▶

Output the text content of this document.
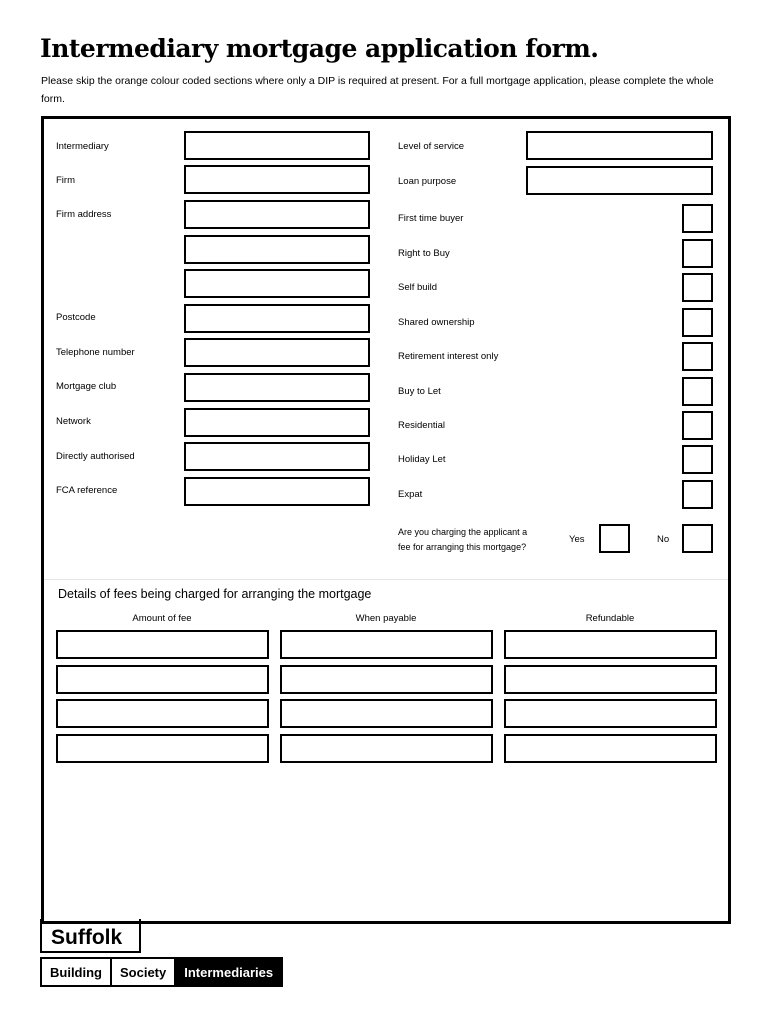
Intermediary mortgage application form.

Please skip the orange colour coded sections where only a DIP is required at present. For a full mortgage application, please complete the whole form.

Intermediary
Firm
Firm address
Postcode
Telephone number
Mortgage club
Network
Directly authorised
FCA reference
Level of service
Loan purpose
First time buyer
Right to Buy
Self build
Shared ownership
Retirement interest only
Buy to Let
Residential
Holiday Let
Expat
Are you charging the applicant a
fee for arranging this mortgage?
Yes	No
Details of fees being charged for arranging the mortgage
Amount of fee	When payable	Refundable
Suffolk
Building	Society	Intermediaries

◀

_REQUIREMENT_
Each line in the records above should be reproduced exactly; images are not copied.

_EXERCISE ANSWER_
Output the text content of this document.
Intermediary mortgage application form.

Please skip the orange colour coded sections where only a DIP is required at present. For a full mortgage application, please complete the whole form.

Intermediary
Firm
Firm address
Postcode
Telephone number
Mortgage club
Network
Directly authorised
FCA reference
Level of service
Loan purpose
First time buyer
Right to Buy
Self build
Shared ownership
Retirement interest only
Buy to Let
Residential
Holiday Let
Expat
Are you charging the applicant a
fee for arranging this mortgage?
Yes	No
Details of fees being charged for arranging the mortgage
Amount of fee	When payable	Refundable
Suffolk
Building	Society	Intermediaries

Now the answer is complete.